PROVIDED DATA =
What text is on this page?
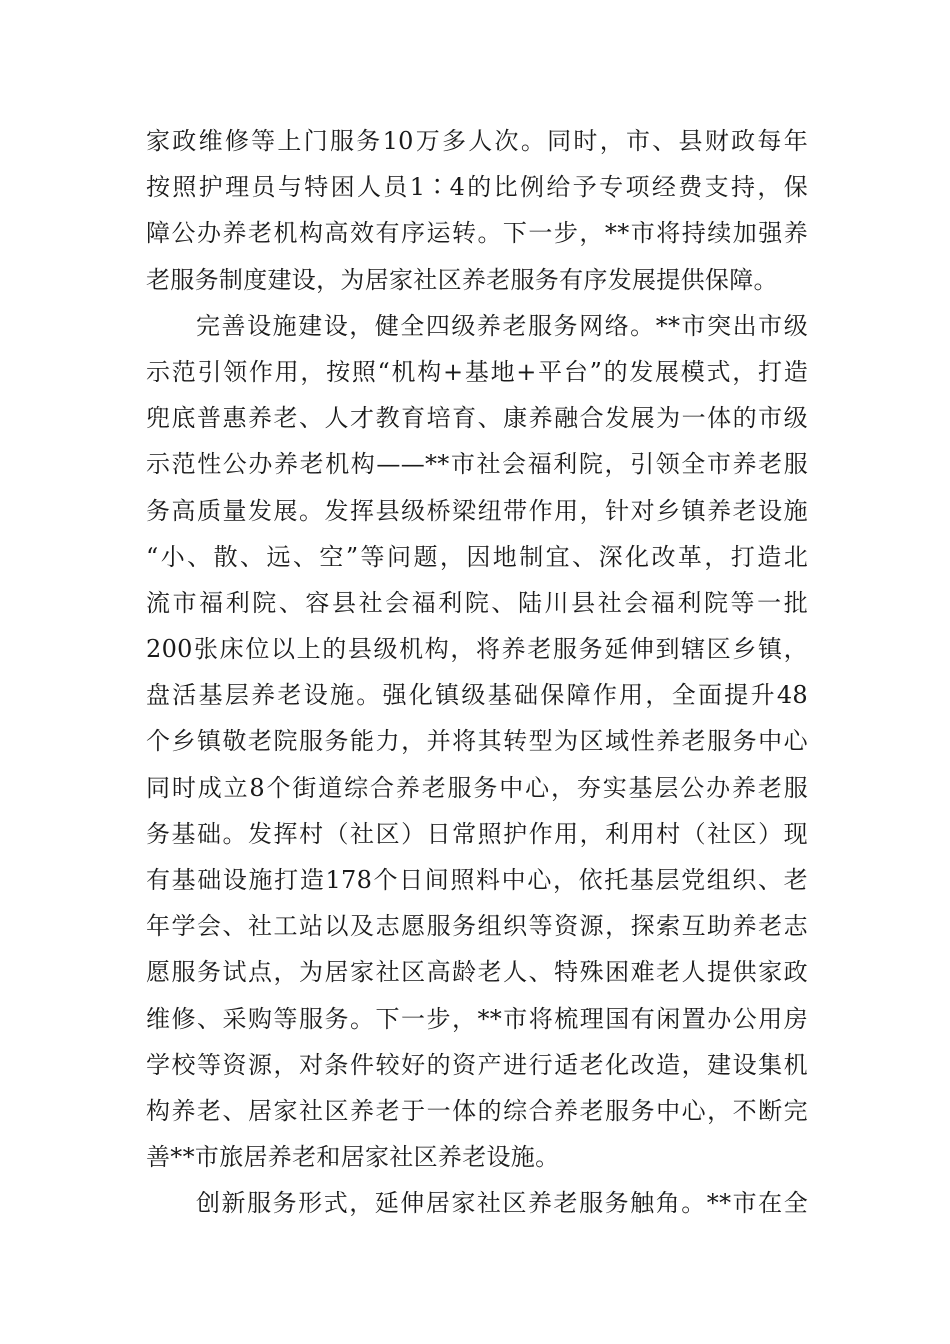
家政维修等上门服务10万多人次。同时，市、县财政每年
按照护理员与特困人员1∶4的比例给予专项经费支持，保
障公办养老机构高效有序运转。下一步，**市将持续加强养
老服务制度建设，为居家社区养老服务有序发展提供保障。
完善设施建设，健全四级养老服务网络。**市突出市级
示范引领作用，按照“机构+基地+平台”的发展模式，打造
兜底普惠养老、人才教育培育、康养融合发展为一体的市级
示范性公办养老机构——**市社会福利院，引领全市养老服
务高质量发展。发挥县级桥梁纽带作用，针对乡镇养老设施
“小、散、远、空”等问题，因地制宜、深化改革，打造北
流市福利院、容县社会福利院、陆川县社会福利院等一批
200张床位以上的县级机构，将养老服务延伸到辖区乡镇，
盘活基层养老设施。强化镇级基础保障作用，全面提升48
个乡镇敬老院服务能力，并将其转型为区域性养老服务中心
同时成立8个街道综合养老服务中心，夯实基层公办养老服
务基础。发挥村（社区）日常照护作用，利用村（社区）现
有基础设施打造178个日间照料中心，依托基层党组织、老
年学会、社工站以及志愿服务组织等资源，探索互助养老志
愿服务试点，为居家社区高龄老人、特殊困难老人提供家政
维修、采购等服务。下一步，**市将梳理国有闲置办公用房
学校等资源，对条件较好的资产进行适老化改造，建设集机
构养老、居家社区养老于一体的综合养老服务中心，不断完
善**市旅居养老和居家社区养老设施。
创新服务形式，延伸居家社区养老服务触角。**市在全
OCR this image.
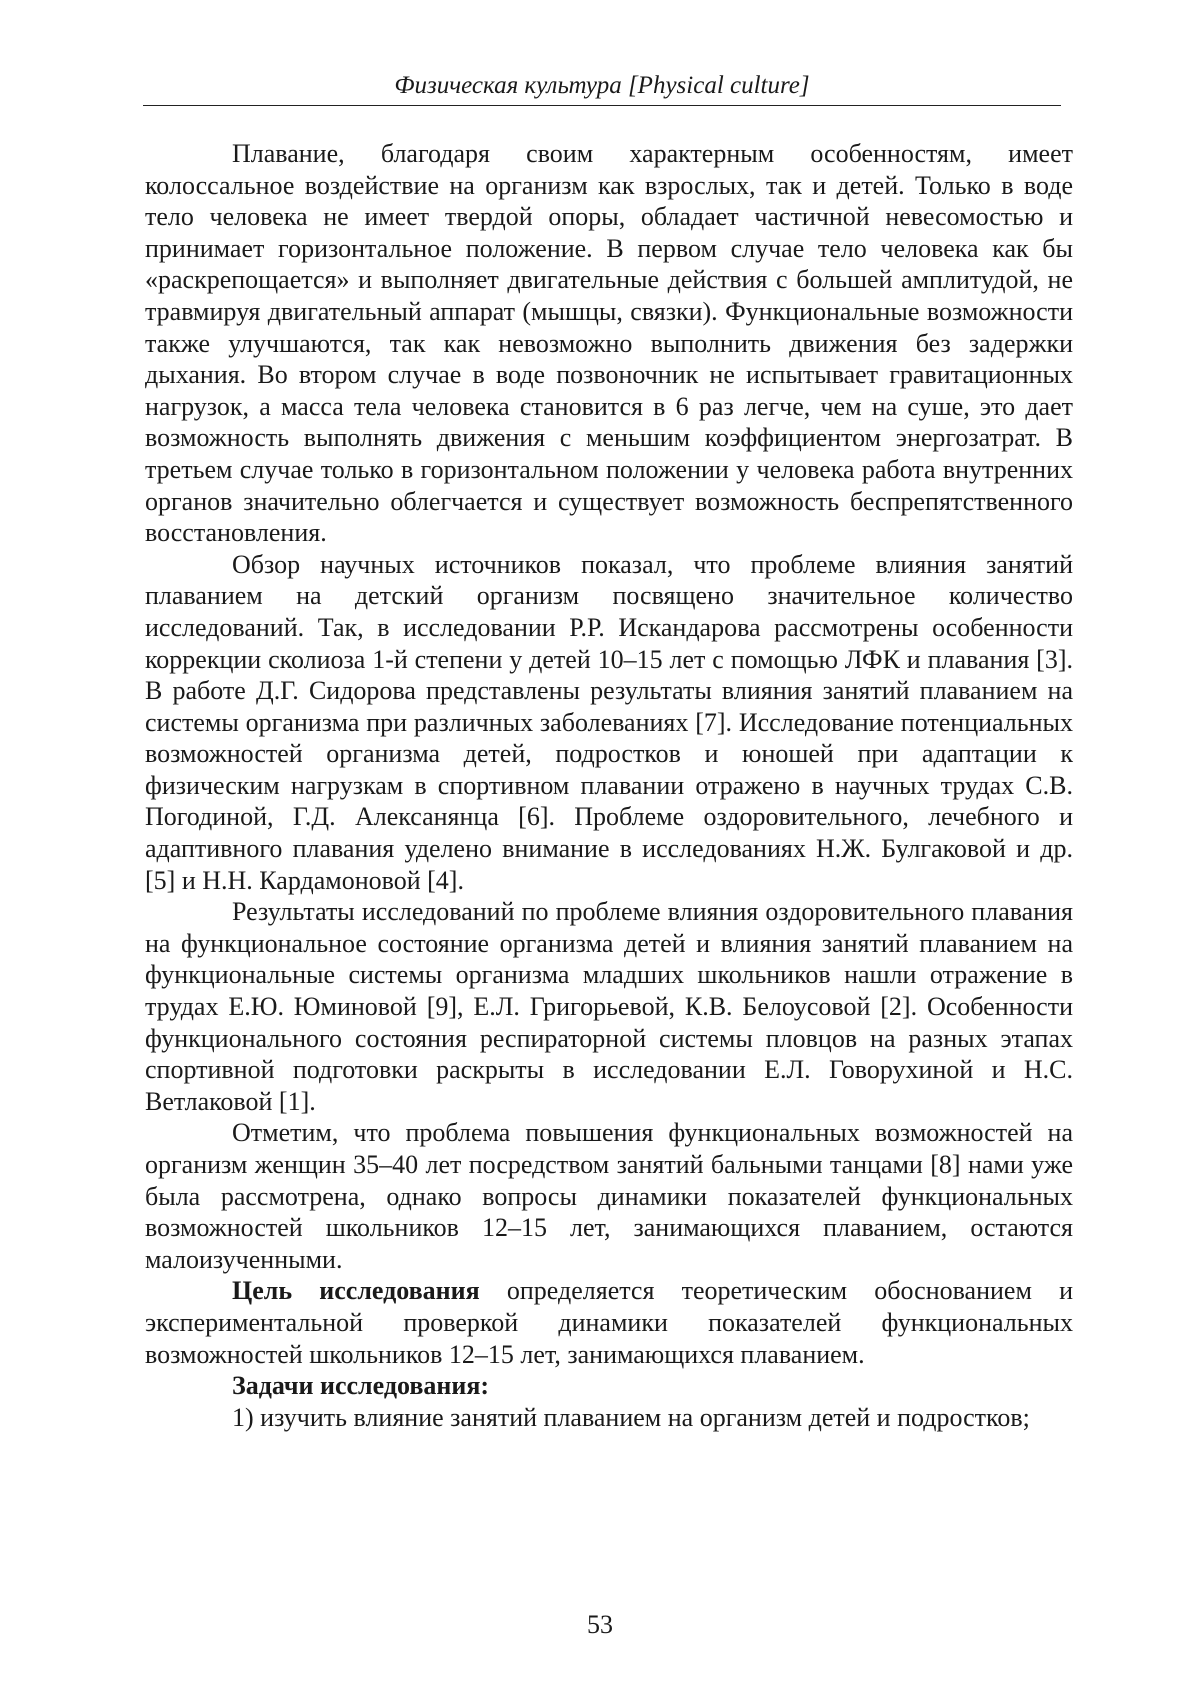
Физическая культура [Physical culture]

Плавание, благодаря своим характерным особенностям, имеет колоссальное воздействие на организм как взрослых, так и детей. Только в воде тело человека не имеет твердой опоры, обладает частичной невесомостью и принимает горизонтальное положение. В первом случае тело человека как бы «раскрепощается» и выполняет двигательные действия с большей амплитудой, не травмируя двигательный аппарат (мышцы, связки). Функциональные возможности также улучшаются, так как невозможно выполнить движения без задержки дыхания. Во втором случае в воде позвоночник не испытывает гравитационных нагрузок, а масса тела человека становится в 6 раз легче, чем на суше, это дает возможность выполнять движения с меньшим коэффициентом энергозатрат. В третьем случае только в горизонтальном положении у человека работа внутренних органов значительно облегчается и существует возможность беспрепятственного восстановления.

Обзор научных источников показал, что проблеме влияния занятий плаванием на детский организм посвящено значительное количество исследований. Так, в исследовании Р.Р. Искандарова рассмотрены особенности коррекции сколиоза 1-й степени у детей 10–15 лет с помощью ЛФК и плавания [3]. В работе Д.Г. Сидорова представлены результаты влияния занятий плаванием на системы организма при различных заболеваниях [7]. Исследование потенциальных возможностей организма детей, подростков и юношей при адаптации к физическим нагрузкам в спортивном плавании отражено в научных трудах С.В. Погодиной, Г.Д. Алексанянца [6]. Проблеме оздоровительного, лечебного и адаптивного плавания уделено внимание в исследованиях Н.Ж. Булгаковой и др. [5] и Н.Н. Кардамоновой [4].

Результаты исследований по проблеме влияния оздоровительного плавания на функциональное состояние организма детей и влияния занятий плаванием на функциональные системы организма младших школьников нашли отражение в трудах Е.Ю. Юминовой [9], Е.Л. Григорьевой, К.В. Белоусовой [2]. Особенности функционального состояния респираторной системы пловцов на разных этапах спортивной подготовки раскрыты в исследовании Е.Л. Говорухиной и Н.С. Ветлаковой [1].

Отметим, что проблема повышения функциональных возможностей на организм женщин 35–40 лет посредством занятий бальными танцами [8] нами уже была рассмотрена, однако вопросы динамики показателей функциональных возможностей школьников 12–15 лет, занимающихся плаванием, остаются малоизученными.

Цель исследования определяется теоретическим обоснованием и экспериментальной проверкой динамики показателей функциональных возможностей школьников 12–15 лет, занимающихся плаванием.

Задачи исследования:

1) изучить влияние занятий плаванием на организм детей и подростков;

53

YOUR INSTRUCTIONS =
Quote all the records verbatim, dropping any pictures from your copy.

EXERCISE SOLUTION =
What text is on this page?
家政维修等上门服务10万多人次。同时，市、县财政每年
按照护理员与特困人员1∶4的比例给予专项经费支持，保
障公办养老机构高效有序运转。下一步，**市将持续加强养
老服务制度建设，为居家社区养老服务有序发展提供保障。
完善设施建设，健全四级养老服务网络。**市突出市级
示范引领作用，按照“机构+基地+平台”的发展模式，打造
兜底普惠养老、人才教育培育、康养融合发展为一体的市级
示范性公办养老机构——**市社会福利院，引领全市养老服
务高质量发展。发挥县级桥梁纽带作用，针对乡镇养老设施
“小、散、远、空”等问题，因地制宜、深化改革，打造北
流市福利院、容县社会福利院、陆川县社会福利院等一批
200张床位以上的县级机构，将养老服务延伸到辖区乡镇，
盘活基层养老设施。强化镇级基础保障作用，全面提升48
个乡镇敬老院服务能力，并将其转型为区域性养老服务中心
同时成立8个街道综合养老服务中心，夯实基层公办养老服
务基础。发挥村（社区）日常照护作用，利用村（社区）现
有基础设施打造178个日间照料中心，依托基层党组织、老
年学会、社工站以及志愿服务组织等资源，探索互助养老志
愿服务试点，为居家社区高龄老人、特殊困难老人提供家政
维修、采购等服务。下一步，**市将梳理国有闲置办公用房
学校等资源，对条件较好的资产进行适老化改造，建设集机
构养老、居家社区养老于一体的综合养老服务中心，不断完
善**市旅居养老和居家社区养老设施。
创新服务形式，延伸居家社区养老服务触角。**市在全
OCR this image.
Физическая культура [Physical culture]

Плавание, благодаря своим характерным особенностям, имеет колоссальное воздействие на организм как взрослых, так и детей. Только в воде тело человека не имеет твердой опоры, обладает частичной невесомостью и принимает горизонтальное положение. В первом случае тело человека как бы «раскрепощается» и выполняет двигательные действия с большей амплитудой, не травмируя двигательный аппарат (мышцы, связки). Функциональные возможности также улучшаются, так как невозможно выполнить движения без задержки дыхания. Во втором случае в воде позвоночник не испытывает гравитационных нагрузок, а масса тела человека становится в 6 раз легче, чем на суше, это дает возможность выполнять движения с меньшим коэффициентом энергозатрат. В третьем случае только в горизонтальном положении у человека работа внутренних органов значительно облегчается и существует возможность беспрепятственного восстановления.

Обзор научных источников показал, что проблеме влияния занятий плаванием на детский организм посвящено значительное количество исследований. Так, в исследовании Р.Р. Искандарова рассмотрены особенности коррекции сколиоза 1-й степени у детей 10–15 лет с помощью ЛФК и плавания [3]. В работе Д.Г. Сидорова представлены результаты влияния занятий плаванием на системы организма при различных заболеваниях [7]. Исследование потенциальных возможностей организма детей, подростков и юношей при адаптации к физическим нагрузкам в спортивном плавании отражено в научных трудах С.В. Погодиной, Г.Д. Алексанянца [6]. Проблеме оздоровительного, лечебного и адаптивного плавания уделено внимание в исследованиях Н.Ж. Булгаковой и др. [5] и Н.Н. Кардамоновой [4].

Результаты исследований по проблеме влияния оздоровительного плавания на функциональное состояние организма детей и влияния занятий плаванием на функциональные системы организма младших школьников нашли отражение в трудах Е.Ю. Юминовой [9], Е.Л. Григорьевой, К.В. Белоусовой [2]. Особенности функционального состояния респираторной системы пловцов на разных этапах спортивной подготовки раскрыты в исследовании Е.Л. Говорухиной и Н.С. Ветлаковой [1].

Отметим, что проблема повышения функциональных возможностей на организм женщин 35–40 лет посредством занятий бальными танцами [8] нами уже была рассмотрена, однако вопросы динамики показателей функциональных возможностей школьников 12–15 лет, занимающихся плаванием, остаются малоизученными.

Цель исследования определяется теоретическим обоснованием и экспериментальной проверкой динамики показателей функциональных возможностей школьников 12–15 лет, занимающихся плаванием.

Задачи исследования:

1) изучить влияние занятий плаванием на организм детей и подростков;

53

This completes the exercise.